> **Brief**: Count the lines that hold the string "Index". Reply with the number alone.

> **Records to use**:
-- begin --

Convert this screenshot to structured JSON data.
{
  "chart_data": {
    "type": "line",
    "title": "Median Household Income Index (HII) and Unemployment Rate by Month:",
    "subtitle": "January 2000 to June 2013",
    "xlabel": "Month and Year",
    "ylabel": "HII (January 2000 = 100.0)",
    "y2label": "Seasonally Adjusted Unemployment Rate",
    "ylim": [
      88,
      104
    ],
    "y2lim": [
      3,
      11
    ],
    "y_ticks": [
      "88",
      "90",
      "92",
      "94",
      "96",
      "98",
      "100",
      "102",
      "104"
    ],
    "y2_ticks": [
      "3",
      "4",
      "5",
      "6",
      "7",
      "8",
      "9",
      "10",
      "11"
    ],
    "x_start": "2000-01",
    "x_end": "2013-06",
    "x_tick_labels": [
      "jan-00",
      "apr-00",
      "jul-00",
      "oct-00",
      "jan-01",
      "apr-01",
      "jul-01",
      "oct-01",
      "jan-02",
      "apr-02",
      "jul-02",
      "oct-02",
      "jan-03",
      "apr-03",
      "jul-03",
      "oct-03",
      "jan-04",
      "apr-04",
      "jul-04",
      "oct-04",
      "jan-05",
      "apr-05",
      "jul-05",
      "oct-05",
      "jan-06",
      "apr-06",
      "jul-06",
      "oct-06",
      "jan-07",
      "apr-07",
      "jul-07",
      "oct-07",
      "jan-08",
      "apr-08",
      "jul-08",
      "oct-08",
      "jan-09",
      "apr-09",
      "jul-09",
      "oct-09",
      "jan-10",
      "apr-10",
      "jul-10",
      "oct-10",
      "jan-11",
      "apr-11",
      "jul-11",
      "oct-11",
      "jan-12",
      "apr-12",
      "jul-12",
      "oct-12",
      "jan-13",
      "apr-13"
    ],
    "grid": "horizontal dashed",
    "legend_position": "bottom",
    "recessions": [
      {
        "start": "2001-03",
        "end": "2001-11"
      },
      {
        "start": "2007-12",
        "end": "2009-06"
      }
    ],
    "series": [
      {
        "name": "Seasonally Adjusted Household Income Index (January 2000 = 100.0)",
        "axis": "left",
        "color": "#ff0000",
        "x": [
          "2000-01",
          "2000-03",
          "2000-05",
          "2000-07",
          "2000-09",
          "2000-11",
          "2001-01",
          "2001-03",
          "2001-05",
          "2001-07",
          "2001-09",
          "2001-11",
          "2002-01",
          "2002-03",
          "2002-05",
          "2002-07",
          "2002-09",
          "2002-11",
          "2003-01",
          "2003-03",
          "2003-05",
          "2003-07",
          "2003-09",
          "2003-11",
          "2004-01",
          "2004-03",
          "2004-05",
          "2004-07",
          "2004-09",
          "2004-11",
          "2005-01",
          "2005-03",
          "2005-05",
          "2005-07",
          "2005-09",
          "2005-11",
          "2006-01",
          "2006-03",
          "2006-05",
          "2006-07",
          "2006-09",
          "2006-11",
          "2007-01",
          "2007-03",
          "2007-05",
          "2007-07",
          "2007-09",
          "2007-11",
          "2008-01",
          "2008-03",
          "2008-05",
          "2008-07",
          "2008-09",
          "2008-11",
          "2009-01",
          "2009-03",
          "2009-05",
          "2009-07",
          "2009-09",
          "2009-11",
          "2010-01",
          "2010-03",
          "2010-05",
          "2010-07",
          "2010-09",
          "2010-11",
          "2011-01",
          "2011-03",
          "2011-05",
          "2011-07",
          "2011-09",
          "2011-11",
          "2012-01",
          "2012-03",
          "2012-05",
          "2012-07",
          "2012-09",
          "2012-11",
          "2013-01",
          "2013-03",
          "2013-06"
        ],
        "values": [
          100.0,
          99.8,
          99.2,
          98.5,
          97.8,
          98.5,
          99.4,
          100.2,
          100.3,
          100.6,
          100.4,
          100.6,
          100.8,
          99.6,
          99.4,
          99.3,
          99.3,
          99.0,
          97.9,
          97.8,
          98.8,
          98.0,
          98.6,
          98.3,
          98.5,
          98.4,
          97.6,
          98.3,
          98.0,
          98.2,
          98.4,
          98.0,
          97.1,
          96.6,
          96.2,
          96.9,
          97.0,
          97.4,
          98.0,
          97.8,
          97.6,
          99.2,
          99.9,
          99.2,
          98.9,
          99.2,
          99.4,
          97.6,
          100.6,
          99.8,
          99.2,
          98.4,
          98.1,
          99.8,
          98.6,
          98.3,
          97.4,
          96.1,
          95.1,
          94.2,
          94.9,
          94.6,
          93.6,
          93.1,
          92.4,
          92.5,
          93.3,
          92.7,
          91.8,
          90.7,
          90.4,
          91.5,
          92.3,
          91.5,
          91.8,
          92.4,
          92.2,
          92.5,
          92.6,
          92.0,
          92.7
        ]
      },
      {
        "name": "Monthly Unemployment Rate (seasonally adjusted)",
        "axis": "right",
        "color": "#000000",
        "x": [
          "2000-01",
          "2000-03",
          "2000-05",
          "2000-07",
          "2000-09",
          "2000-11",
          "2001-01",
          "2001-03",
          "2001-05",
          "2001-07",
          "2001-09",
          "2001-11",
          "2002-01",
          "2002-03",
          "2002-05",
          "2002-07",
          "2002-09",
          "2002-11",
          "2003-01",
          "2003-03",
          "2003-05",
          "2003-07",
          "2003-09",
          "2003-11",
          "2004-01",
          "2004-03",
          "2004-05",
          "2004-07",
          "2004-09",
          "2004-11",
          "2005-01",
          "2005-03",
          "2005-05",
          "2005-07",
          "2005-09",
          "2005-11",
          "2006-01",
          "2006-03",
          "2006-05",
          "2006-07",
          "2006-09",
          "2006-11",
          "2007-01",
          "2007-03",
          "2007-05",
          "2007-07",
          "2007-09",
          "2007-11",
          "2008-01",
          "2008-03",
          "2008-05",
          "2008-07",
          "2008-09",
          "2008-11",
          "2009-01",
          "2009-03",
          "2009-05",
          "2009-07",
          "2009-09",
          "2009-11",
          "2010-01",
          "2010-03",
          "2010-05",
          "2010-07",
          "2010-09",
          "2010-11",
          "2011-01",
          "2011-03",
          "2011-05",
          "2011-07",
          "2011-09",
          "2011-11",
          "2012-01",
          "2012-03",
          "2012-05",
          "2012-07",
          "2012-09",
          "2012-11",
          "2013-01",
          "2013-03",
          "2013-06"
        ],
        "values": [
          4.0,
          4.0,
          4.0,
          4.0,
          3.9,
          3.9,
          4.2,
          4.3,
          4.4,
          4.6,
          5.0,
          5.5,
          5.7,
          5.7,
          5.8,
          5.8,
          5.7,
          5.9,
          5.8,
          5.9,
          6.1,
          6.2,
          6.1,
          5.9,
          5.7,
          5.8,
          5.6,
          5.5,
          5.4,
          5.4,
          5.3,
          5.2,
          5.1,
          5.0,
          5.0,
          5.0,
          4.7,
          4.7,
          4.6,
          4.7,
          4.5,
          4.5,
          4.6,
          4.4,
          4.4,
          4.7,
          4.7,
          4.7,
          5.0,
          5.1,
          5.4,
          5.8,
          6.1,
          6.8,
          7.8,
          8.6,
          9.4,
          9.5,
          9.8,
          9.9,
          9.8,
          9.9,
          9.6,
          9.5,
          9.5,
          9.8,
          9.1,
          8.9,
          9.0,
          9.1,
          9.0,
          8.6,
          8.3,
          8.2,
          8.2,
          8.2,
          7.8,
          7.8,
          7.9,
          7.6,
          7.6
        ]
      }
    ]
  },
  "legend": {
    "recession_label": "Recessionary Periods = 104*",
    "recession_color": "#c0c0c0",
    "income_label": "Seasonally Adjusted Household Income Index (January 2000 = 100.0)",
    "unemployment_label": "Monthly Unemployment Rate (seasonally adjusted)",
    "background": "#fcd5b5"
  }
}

-- end --

> **Solution to the exercise**: 3